GIVEN REQUEST
Copy out the data below line for line, with no changes, but leave out the pictures.

SUPPLIED ENTRIES
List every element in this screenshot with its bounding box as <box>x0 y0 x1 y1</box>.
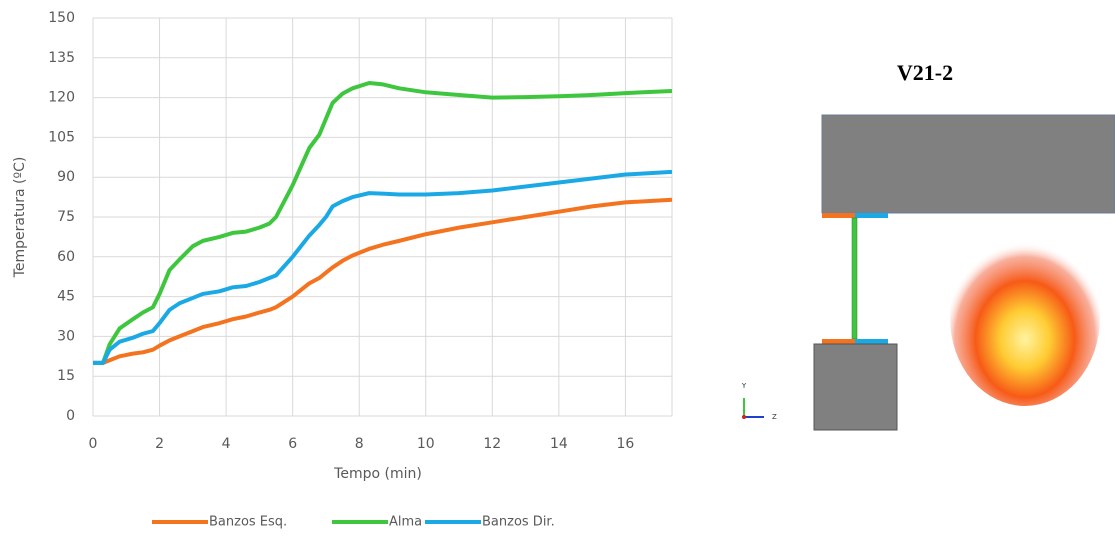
y-tick-label: 150 <box>48 10 75 26</box>
x-tick-label: 10 <box>417 436 435 452</box>
y-tick-label: 0 <box>66 408 75 424</box>
y-tick-label: 90 <box>57 169 75 185</box>
flange <box>822 339 855 344</box>
series-line <box>93 169 673 365</box>
x-tick-label: 12 <box>483 436 501 452</box>
y-axis-title: Temperatura (ºC) <box>12 157 28 279</box>
legend-label: Alma <box>389 515 422 530</box>
support <box>813 343 898 431</box>
x-tick-label: 6 <box>288 436 297 452</box>
legend-label: Banzos Dir. <box>482 515 555 530</box>
series-line <box>93 81 673 365</box>
flange <box>855 213 888 218</box>
y-tick-label: 30 <box>57 328 75 344</box>
x-tick-label: 2 <box>155 436 164 452</box>
y-tick-label: 15 <box>57 368 75 384</box>
flange <box>822 213 855 218</box>
axis-label: Z <box>772 413 777 421</box>
y-tick-label: 60 <box>57 249 75 265</box>
fire <box>950 230 1100 406</box>
y-tick-label: 105 <box>48 129 75 145</box>
x-tick-label: 0 <box>89 436 98 452</box>
y-tick-label: 120 <box>48 90 75 106</box>
diagram-title: V21-2 <box>897 60 953 85</box>
legend: Banzos Esq. Alma Banzos Dir. <box>152 515 555 530</box>
plot-area: 0 15 30 45 60 75 90 105 120 135 150 0 2 4 6 8 10 12 14 16 <box>48 10 673 452</box>
y-tick-label: 45 <box>57 289 75 305</box>
beam <box>821 114 1115 214</box>
flange <box>855 339 888 344</box>
x-tick-label: 14 <box>550 436 568 452</box>
y-tick-label: 75 <box>57 209 75 225</box>
y-tick-label: 135 <box>48 50 75 66</box>
axis-icon <box>742 415 746 419</box>
web <box>851 217 858 340</box>
axis-label: Y <box>741 382 747 390</box>
x-tick-label: 8 <box>355 436 364 452</box>
x-axis-title: Tempo (min) <box>333 466 422 482</box>
legend-label: Banzos Esq. <box>209 515 287 530</box>
series-line <box>93 197 673 365</box>
x-tick-label: 4 <box>222 436 231 452</box>
x-tick-label: 16 <box>616 436 634 452</box>
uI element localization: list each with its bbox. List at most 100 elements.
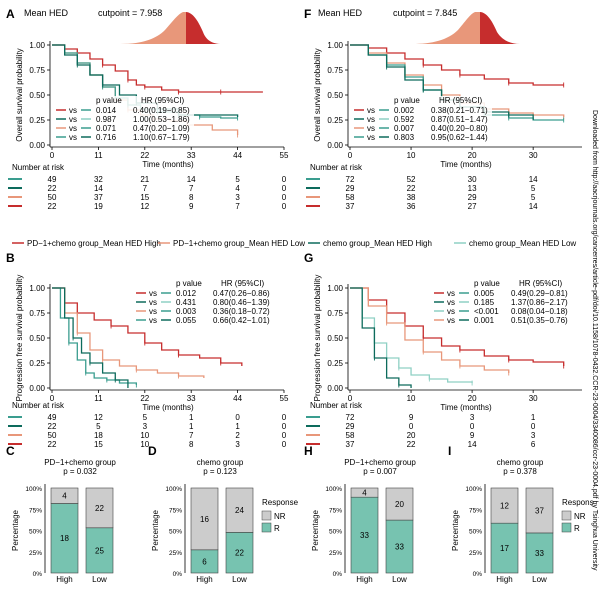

SOLVED EXERCISE
List every element in this screenshot with its bounding box as <box>x0 y0 x1 y1</box>.
y-tick-label: 150 <box>48 10 75 26</box>
x-tick-label: 10 <box>417 436 435 452</box>
y-tick-label: 0 <box>66 408 75 424</box>
y-tick-label: 90 <box>57 169 75 185</box>
flange <box>822 339 855 344</box>
series-line <box>93 169 673 365</box>
x-tick-label: 12 <box>483 436 501 452</box>
y-axis-title: Temperatura (ºC) <box>12 157 28 279</box>
legend-label: Alma <box>389 515 422 530</box>
support <box>813 343 898 431</box>
x-tick-label: 6 <box>288 436 297 452</box>
legend-label: Banzos Dir. <box>482 515 555 530</box>
series-line <box>93 81 673 365</box>
flange <box>855 213 888 218</box>
y-tick-label: 30 <box>57 328 75 344</box>
x-tick-label: 2 <box>155 436 164 452</box>
y-tick-label: 15 <box>57 368 75 384</box>
flange <box>822 213 855 218</box>
axis-label: Z <box>772 413 777 421</box>
y-tick-label: 60 <box>57 249 75 265</box>
fire <box>950 230 1100 406</box>
y-tick-label: 105 <box>48 129 75 145</box>
x-tick-label: 0 <box>89 436 98 452</box>
y-tick-label: 120 <box>48 90 75 106</box>
diagram-title: V21-2 <box>897 60 953 85</box>
legend: Banzos Esq. Alma Banzos Dir. <box>152 515 555 530</box>
plot-area: 0 15 30 45 60 75 90 105 120 135 150 0 2 4 6 8 10 12 14 16 <box>48 10 673 452</box>
y-tick-label: 45 <box>57 289 75 305</box>
beam <box>821 114 1115 214</box>
flange <box>855 339 888 344</box>
x-tick-label: 14 <box>550 436 568 452</box>
y-tick-label: 75 <box>57 209 75 225</box>
y-tick-label: 135 <box>48 50 75 66</box>
axis-icon <box>742 415 746 419</box>
web <box>851 217 858 340</box>
axis-label: Y <box>741 382 747 390</box>
x-tick-label: 8 <box>355 436 364 452</box>
x-axis-title: Tempo (min) <box>333 466 422 482</box>
legend-label: Banzos Esq. <box>209 515 287 530</box>
series-line <box>93 197 673 365</box>
x-tick-label: 4 <box>222 436 231 452</box>
x-tick-label: 16 <box>616 436 634 452</box>
uI element localization: list each with its bbox. List at most 100 elements.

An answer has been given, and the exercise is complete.